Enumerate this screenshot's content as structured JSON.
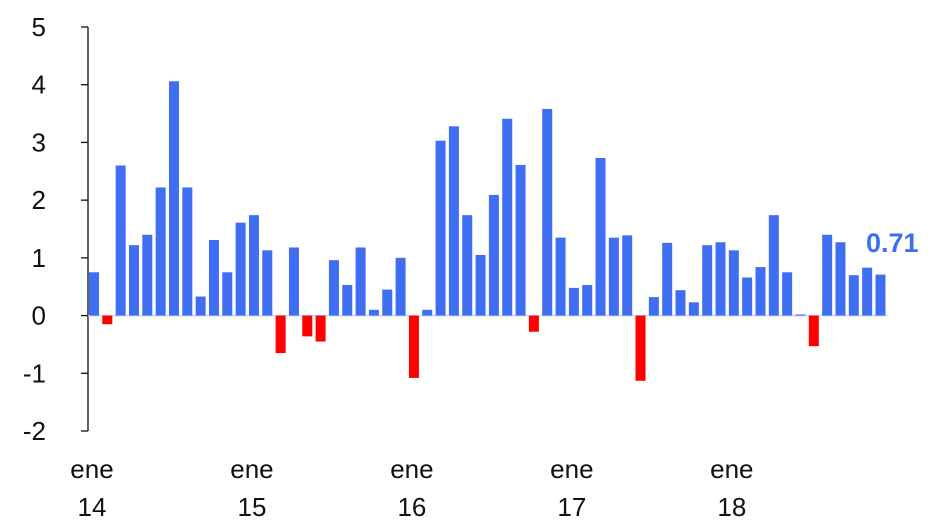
{
  "chart_data": {
    "type": "bar",
    "title": "",
    "xlabel": "",
    "ylabel": "",
    "ylim": [
      -2,
      5
    ],
    "yticks": [
      "5",
      "4",
      "3",
      "2",
      "1",
      "0",
      "-1",
      "-2"
    ],
    "x_ticks": [
      {
        "month": "ene",
        "year": "14",
        "index": 0
      },
      {
        "month": "ene",
        "year": "15",
        "index": 12
      },
      {
        "month": "ene",
        "year": "16",
        "index": 24
      },
      {
        "month": "ene",
        "year": "17",
        "index": 36
      },
      {
        "month": "ene",
        "year": "18",
        "index": 48
      }
    ],
    "values": [
      0.75,
      -0.15,
      2.6,
      1.22,
      1.4,
      2.22,
      4.06,
      2.22,
      0.33,
      1.31,
      0.75,
      1.61,
      1.74,
      1.13,
      -0.65,
      1.18,
      -0.36,
      -0.45,
      0.96,
      0.53,
      1.18,
      0.1,
      0.45,
      1.0,
      -1.08,
      0.1,
      3.03,
      3.28,
      1.74,
      1.05,
      2.09,
      3.41,
      2.61,
      -0.28,
      3.58,
      1.35,
      0.48,
      0.53,
      2.73,
      1.35,
      1.39,
      -1.13,
      0.32,
      1.26,
      0.44,
      0.23,
      1.22,
      1.27,
      1.13,
      0.66,
      0.84,
      1.74,
      0.75,
      0.02,
      -0.53,
      1.4,
      1.27,
      0.7,
      0.83,
      0.71
    ],
    "last_value_label": "0.71",
    "colors": {
      "positive": "#3f6ef2",
      "negative": "#ff0000",
      "label": "#3f6ef2",
      "axis": "#111111",
      "zero_line": "#c9d4ee"
    },
    "grid": false,
    "legend": "none"
  }
}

○ ○ ○ ○ ○

_Your objective:_
Which lines contain the word "year"? Copy each one.

_Problem solution:_
        "year": "14",
        "year": "15",
        "year": "16",
        "year": "17",
        "year": "18",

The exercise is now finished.